Exclude the pictures; give every entry again exactly as written.

Dataset records on visual material:

********

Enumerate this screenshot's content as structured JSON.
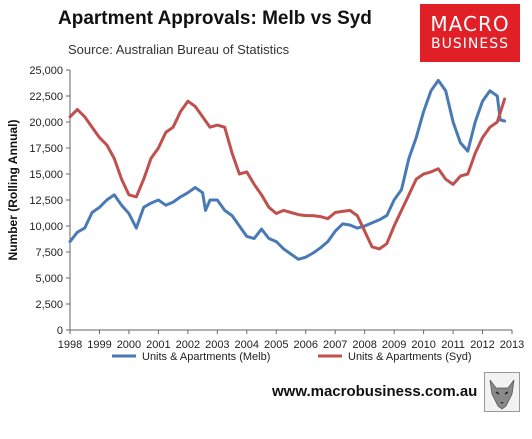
{
  "title": "Apartment Approvals: Melb vs Syd",
  "subtitle": "Source: Australian Bureau of Statistics",
  "logo": {
    "line1": "MACRO",
    "line2": "BUSINESS"
  },
  "footer_url": "www.macrobusiness.com.au",
  "colors": {
    "melb": "#4a7ab5",
    "syd": "#c0504d",
    "brand": "#e01f26"
  },
  "chart_data": {
    "type": "line",
    "title": "Apartment Approvals: Melb vs Syd",
    "ylabel": "Number (Rolling Annual)",
    "xlabel": "",
    "ylim": [
      0,
      25000
    ],
    "xlim": [
      1998,
      2013
    ],
    "y_ticks": [
      "0",
      "2,500",
      "5,000",
      "7,500",
      "10,000",
      "12,500",
      "15,000",
      "17,500",
      "20,000",
      "22,500",
      "25,000"
    ],
    "x_ticks": [
      "1998",
      "1999",
      "2000",
      "2001",
      "2002",
      "2003",
      "2004",
      "2005",
      "2006",
      "2007",
      "2008",
      "2009",
      "2010",
      "2011",
      "2012",
      "2013"
    ],
    "legend_position": "bottom",
    "grid": false,
    "series": [
      {
        "name": "Units & Apartments (Melb)",
        "color": "#4a7ab5",
        "x": [
          1998.0,
          1998.25,
          1998.5,
          1998.75,
          1999.0,
          1999.25,
          1999.5,
          1999.75,
          2000.0,
          2000.25,
          2000.5,
          2000.75,
          2001.0,
          2001.25,
          2001.5,
          2001.75,
          2002.0,
          2002.25,
          2002.5,
          2002.6,
          2002.75,
          2003.0,
          2003.25,
          2003.5,
          2003.75,
          2004.0,
          2004.25,
          2004.5,
          2004.75,
          2005.0,
          2005.25,
          2005.5,
          2005.75,
          2006.0,
          2006.25,
          2006.5,
          2006.75,
          2007.0,
          2007.25,
          2007.5,
          2007.75,
          2008.0,
          2008.25,
          2008.5,
          2008.75,
          2009.0,
          2009.25,
          2009.5,
          2009.75,
          2010.0,
          2010.25,
          2010.5,
          2010.75,
          2011.0,
          2011.25,
          2011.5,
          2011.75,
          2012.0,
          2012.25,
          2012.5,
          2012.6,
          2012.75
        ],
        "y": [
          8500,
          9400,
          9800,
          11300,
          11800,
          12500,
          13000,
          12000,
          11200,
          9800,
          11800,
          12200,
          12500,
          12000,
          12300,
          12800,
          13200,
          13700,
          13200,
          11500,
          12500,
          12500,
          11500,
          11000,
          10000,
          9000,
          8800,
          9700,
          8800,
          8500,
          7800,
          7300,
          6800,
          7000,
          7400,
          7900,
          8500,
          9500,
          10200,
          10100,
          9800,
          10000,
          10300,
          10600,
          11000,
          12500,
          13500,
          16500,
          18500,
          21000,
          23000,
          24000,
          23000,
          20000,
          18000,
          17200,
          20000,
          22000,
          23000,
          22500,
          20200,
          20100
        ]
      },
      {
        "name": "Units & Apartments (Syd)",
        "color": "#c0504d",
        "x": [
          1998.0,
          1998.25,
          1998.5,
          1998.75,
          1999.0,
          1999.25,
          1999.5,
          1999.75,
          2000.0,
          2000.25,
          2000.5,
          2000.75,
          2001.0,
          2001.25,
          2001.5,
          2001.75,
          2002.0,
          2002.25,
          2002.5,
          2002.75,
          2003.0,
          2003.25,
          2003.5,
          2003.75,
          2004.0,
          2004.25,
          2004.5,
          2004.75,
          2005.0,
          2005.25,
          2005.5,
          2005.75,
          2006.0,
          2006.25,
          2006.5,
          2006.75,
          2007.0,
          2007.25,
          2007.5,
          2007.75,
          2008.0,
          2008.25,
          2008.5,
          2008.75,
          2009.0,
          2009.25,
          2009.5,
          2009.75,
          2010.0,
          2010.25,
          2010.5,
          2010.75,
          2011.0,
          2011.25,
          2011.5,
          2011.75,
          2012.0,
          2012.25,
          2012.5,
          2012.75
        ],
        "y": [
          20500,
          21200,
          20500,
          19500,
          18500,
          17800,
          16500,
          14500,
          13000,
          12800,
          14500,
          16500,
          17500,
          19000,
          19500,
          21000,
          22000,
          21500,
          20500,
          19500,
          19700,
          19500,
          17000,
          15000,
          15200,
          14000,
          13000,
          11800,
          11200,
          11500,
          11300,
          11100,
          11000,
          11000,
          10900,
          10700,
          11300,
          11400,
          11500,
          11000,
          9500,
          8000,
          7800,
          8300,
          10000,
          11500,
          13000,
          14500,
          15000,
          15200,
          15500,
          14500,
          14000,
          14800,
          15000,
          17000,
          18500,
          19500,
          20000,
          22200
        ]
      }
    ]
  }
}
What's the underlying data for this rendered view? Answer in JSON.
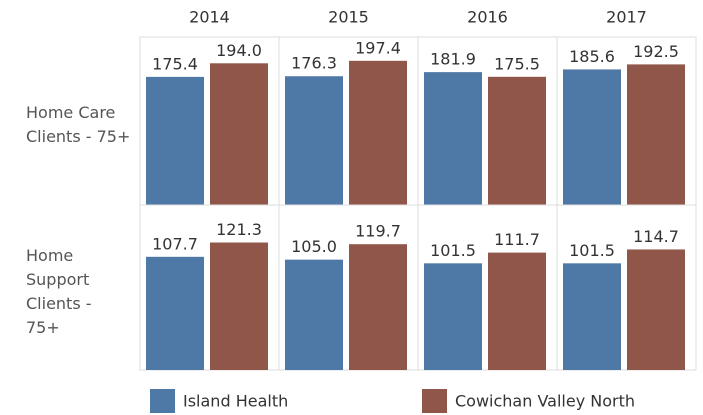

********

PROBLEM SOLUTION:
Enumerate this screenshot's content as structured JSON.
{
  "title": "Apartment Approvals: Melb vs Syd",
  "subtitle": "Source: Australian Bureau of Statistics",
  "logo": {
    "line1": "MACRO",
    "line2": "BUSINESS"
  },
  "footer_url": "www.macrobusiness.com.au",
  "colors": {
    "melb": "#4a7ab5",
    "syd": "#c0504d",
    "brand": "#e01f26"
  },
  "chart_data": {
    "type": "line",
    "title": "Apartment Approvals: Melb vs Syd",
    "ylabel": "Number (Rolling Annual)",
    "xlabel": "",
    "ylim": [
      0,
      25000
    ],
    "xlim": [
      1998,
      2013
    ],
    "y_ticks": [
      "0",
      "2,500",
      "5,000",
      "7,500",
      "10,000",
      "12,500",
      "15,000",
      "17,500",
      "20,000",
      "22,500",
      "25,000"
    ],
    "x_ticks": [
      "1998",
      "1999",
      "2000",
      "2001",
      "2002",
      "2003",
      "2004",
      "2005",
      "2006",
      "2007",
      "2008",
      "2009",
      "2010",
      "2011",
      "2012",
      "2013"
    ],
    "legend_position": "bottom",
    "grid": false,
    "series": [
      {
        "name": "Units & Apartments (Melb)",
        "color": "#4a7ab5",
        "x": [
          1998.0,
          1998.25,
          1998.5,
          1998.75,
          1999.0,
          1999.25,
          1999.5,
          1999.75,
          2000.0,
          2000.25,
          2000.5,
          2000.75,
          2001.0,
          2001.25,
          2001.5,
          2001.75,
          2002.0,
          2002.25,
          2002.5,
          2002.6,
          2002.75,
          2003.0,
          2003.25,
          2003.5,
          2003.75,
          2004.0,
          2004.25,
          2004.5,
          2004.75,
          2005.0,
          2005.25,
          2005.5,
          2005.75,
          2006.0,
          2006.25,
          2006.5,
          2006.75,
          2007.0,
          2007.25,
          2007.5,
          2007.75,
          2008.0,
          2008.25,
          2008.5,
          2008.75,
          2009.0,
          2009.25,
          2009.5,
          2009.75,
          2010.0,
          2010.25,
          2010.5,
          2010.75,
          2011.0,
          2011.25,
          2011.5,
          2011.75,
          2012.0,
          2012.25,
          2012.5,
          2012.6,
          2012.75
        ],
        "y": [
          8500,
          9400,
          9800,
          11300,
          11800,
          12500,
          13000,
          12000,
          11200,
          9800,
          11800,
          12200,
          12500,
          12000,
          12300,
          12800,
          13200,
          13700,
          13200,
          11500,
          12500,
          12500,
          11500,
          11000,
          10000,
          9000,
          8800,
          9700,
          8800,
          8500,
          7800,
          7300,
          6800,
          7000,
          7400,
          7900,
          8500,
          9500,
          10200,
          10100,
          9800,
          10000,
          10300,
          10600,
          11000,
          12500,
          13500,
          16500,
          18500,
          21000,
          23000,
          24000,
          23000,
          20000,
          18000,
          17200,
          20000,
          22000,
          23000,
          22500,
          20200,
          20100
        ]
      },
      {
        "name": "Units & Apartments (Syd)",
        "color": "#c0504d",
        "x": [
          1998.0,
          1998.25,
          1998.5,
          1998.75,
          1999.0,
          1999.25,
          1999.5,
          1999.75,
          2000.0,
          2000.25,
          2000.5,
          2000.75,
          2001.0,
          2001.25,
          2001.5,
          2001.75,
          2002.0,
          2002.25,
          2002.5,
          2002.75,
          2003.0,
          2003.25,
          2003.5,
          2003.75,
          2004.0,
          2004.25,
          2004.5,
          2004.75,
          2005.0,
          2005.25,
          2005.5,
          2005.75,
          2006.0,
          2006.25,
          2006.5,
          2006.75,
          2007.0,
          2007.25,
          2007.5,
          2007.75,
          2008.0,
          2008.25,
          2008.5,
          2008.75,
          2009.0,
          2009.25,
          2009.5,
          2009.75,
          2010.0,
          2010.25,
          2010.5,
          2010.75,
          2011.0,
          2011.25,
          2011.5,
          2011.75,
          2012.0,
          2012.25,
          2012.5,
          2012.75
        ],
        "y": [
          20500,
          21200,
          20500,
          19500,
          18500,
          17800,
          16500,
          14500,
          13000,
          12800,
          14500,
          16500,
          17500,
          19000,
          19500,
          21000,
          22000,
          21500,
          20500,
          19500,
          19700,
          19500,
          17000,
          15000,
          15200,
          14000,
          13000,
          11800,
          11200,
          11500,
          11300,
          11100,
          11000,
          11000,
          10900,
          10700,
          11300,
          11400,
          11500,
          11000,
          9500,
          8000,
          7800,
          8300,
          10000,
          11500,
          13000,
          14500,
          15000,
          15200,
          15500,
          14500,
          14000,
          14800,
          15000,
          17000,
          18500,
          19500,
          20000,
          22200
        ]
      }
    ]
  }
}
What's the underlying data for this rendered view? Answer in JSON.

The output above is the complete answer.